### Goal of the exercise
Leaving the pictures aside, transcribe every line below exactly.

(Dataset records)
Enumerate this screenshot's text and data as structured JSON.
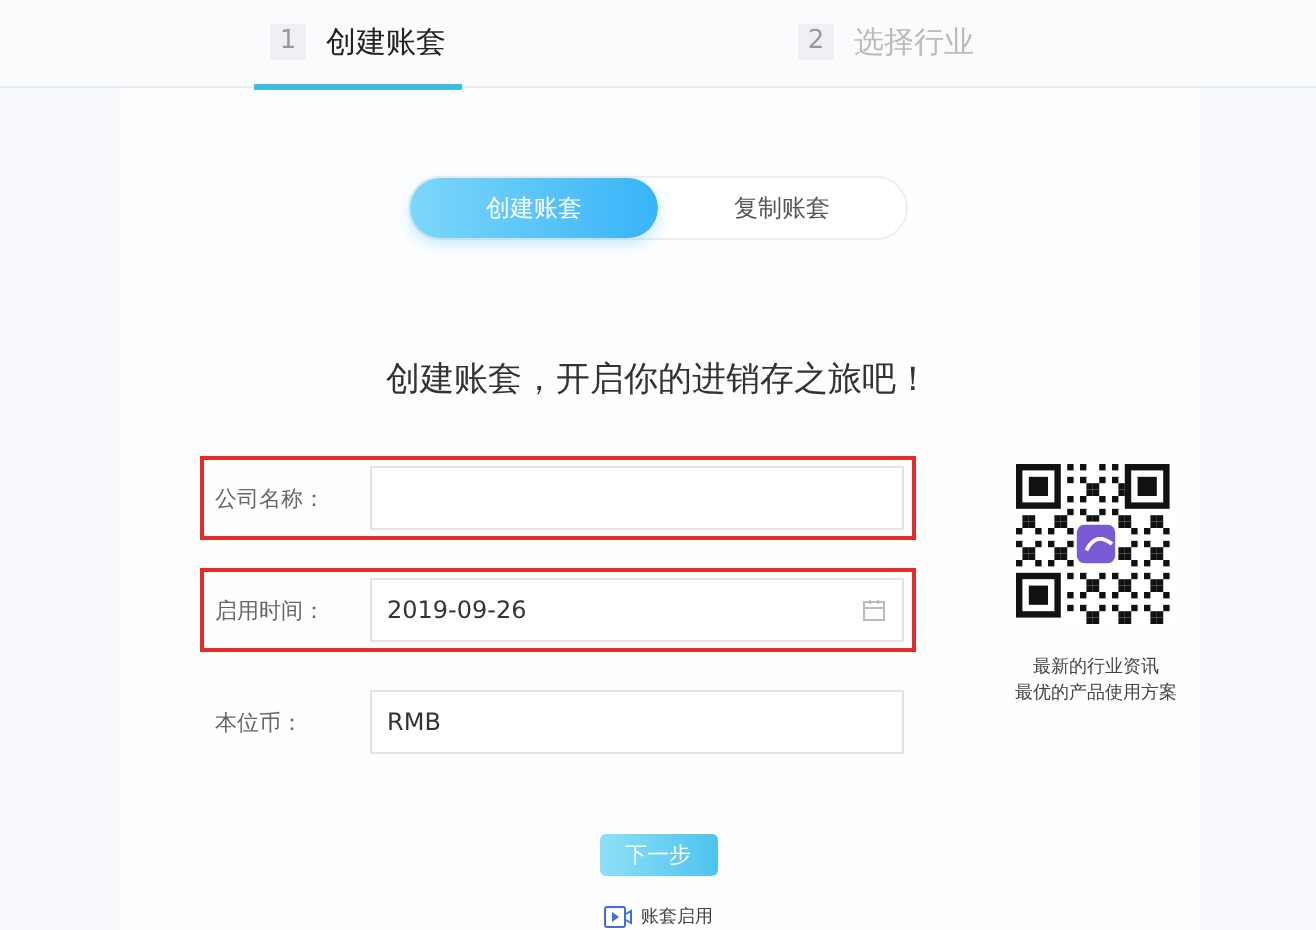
{
  "steps": [
    {
      "number": "1",
      "label": "创建账套",
      "selected": true
    },
    {
      "number": "2",
      "label": "选择行业",
      "selected": false
    }
  ],
  "mode_toggle": [
    {
      "label": "创建账套",
      "selected": true
    },
    {
      "label": "复制账套",
      "selected": false
    }
  ],
  "heading": "创建账套，开启你的进销存之旅吧！",
  "form": [
    {
      "kind": "text",
      "label": "公司名称：",
      "highlighted": true
    },
    {
      "kind": "date",
      "label": "启用时间：",
      "value": "2019-09-26",
      "highlighted": true
    },
    {
      "kind": "text",
      "label": "本位币：",
      "value": "RMB",
      "highlighted": false
    }
  ],
  "qr_caption": [
    "最新的行业资讯",
    "最优的产品使用方案"
  ],
  "next_button": "下一步",
  "video_link": "账套启用"
}
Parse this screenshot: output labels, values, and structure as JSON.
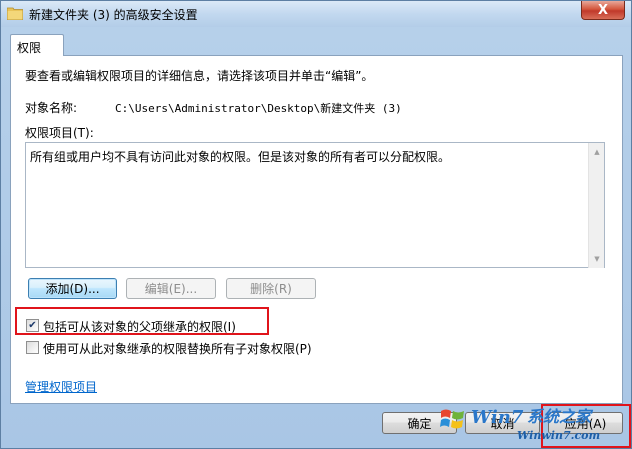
{
  "window": {
    "title": "新建文件夹 (3) 的高级安全设置",
    "close_glyph": "X"
  },
  "tab": {
    "label": "权限"
  },
  "panel": {
    "instruction": "要查看或编辑权限项目的详细信息，请选择该项目并单击“编辑”。",
    "object_name_label": "对象名称:",
    "object_name_value": "C:\\Users\\Administrator\\Desktop\\新建文件夹 (3)",
    "entries_label": "权限项目(T):",
    "entries": [
      "所有组或用户均不具有访问此对象的权限。但是该对象的所有者可以分配权限。"
    ]
  },
  "buttons": {
    "add": "添加(D)...",
    "edit": "编辑(E)...",
    "remove": "删除(R)",
    "ok": "确定",
    "cancel": "取消",
    "apply": "应用(A)"
  },
  "checkboxes": {
    "inherit": {
      "label": "包括可从该对象的父项继承的权限(I)",
      "checked": true
    },
    "replace": {
      "label": "使用可从此对象继承的权限替换所有子对象权限(P)",
      "checked": false
    }
  },
  "links": {
    "manage": "管理权限项目"
  },
  "watermark": {
    "brand_left": "Win7",
    "brand_right": "系统之家",
    "url": "Winwin7.com"
  },
  "colors": {
    "highlight": "#e0141b",
    "link": "#0066cc",
    "close": "#c0392b"
  }
}
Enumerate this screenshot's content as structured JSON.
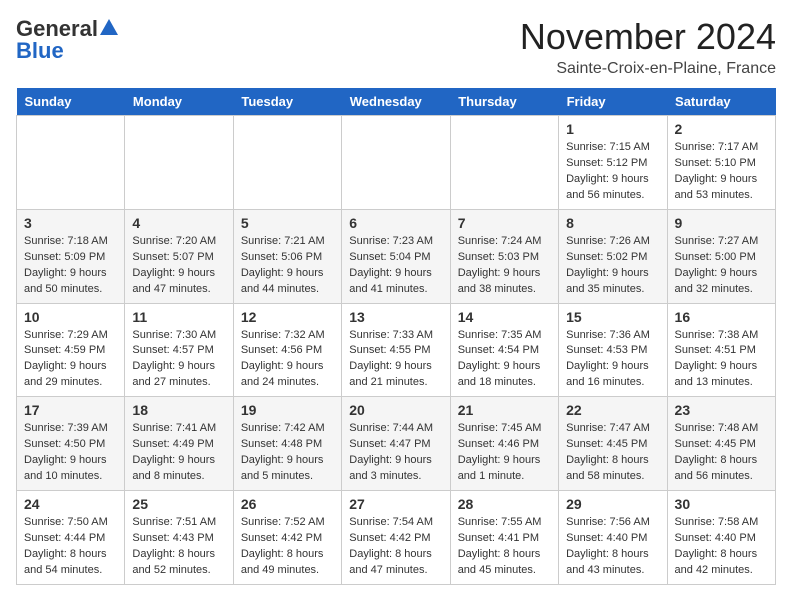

### Correct output
Enumerate this screenshot's text and data as structured JSON.
{
  "steps": [
    {
      "number": "1",
      "label": "创建账套",
      "selected": true
    },
    {
      "number": "2",
      "label": "选择行业",
      "selected": false
    }
  ],
  "mode_toggle": [
    {
      "label": "创建账套",
      "selected": true
    },
    {
      "label": "复制账套",
      "selected": false
    }
  ],
  "heading": "创建账套，开启你的进销存之旅吧！",
  "form": [
    {
      "kind": "text",
      "label": "公司名称：",
      "highlighted": true
    },
    {
      "kind": "date",
      "label": "启用时间：",
      "value": "2019-09-26",
      "highlighted": true
    },
    {
      "kind": "text",
      "label": "本位币：",
      "value": "RMB",
      "highlighted": false
    }
  ],
  "qr_caption": [
    "最新的行业资讯",
    "最优的产品使用方案"
  ],
  "next_button": "下一步",
  "video_link": "账套启用"
}
Parse this screenshot: output labels, values, and structure as JSON.
{
  "window": {
    "title": "新建文件夹 (3) 的高级安全设置",
    "close_glyph": "X"
  },
  "tab": {
    "label": "权限"
  },
  "panel": {
    "instruction": "要查看或编辑权限项目的详细信息，请选择该项目并单击“编辑”。",
    "object_name_label": "对象名称:",
    "object_name_value": "C:\\Users\\Administrator\\Desktop\\新建文件夹 (3)",
    "entries_label": "权限项目(T):",
    "entries": [
      "所有组或用户均不具有访问此对象的权限。但是该对象的所有者可以分配权限。"
    ]
  },
  "buttons": {
    "add": "添加(D)...",
    "edit": "编辑(E)...",
    "remove": "删除(R)",
    "ok": "确定",
    "cancel": "取消",
    "apply": "应用(A)"
  },
  "checkboxes": {
    "inherit": {
      "label": "包括可从该对象的父项继承的权限(I)",
      "checked": true
    },
    "replace": {
      "label": "使用可从此对象继承的权限替换所有子对象权限(P)",
      "checked": false
    }
  },
  "links": {
    "manage": "管理权限项目"
  },
  "watermark": {
    "brand_left": "Win7",
    "brand_right": "系统之家",
    "url": "Winwin7.com"
  },
  "colors": {
    "highlight": "#e0141b",
    "link": "#0066cc",
    "close": "#c0392b"
  }
}
Enumerate this screenshot's content as structured JSON.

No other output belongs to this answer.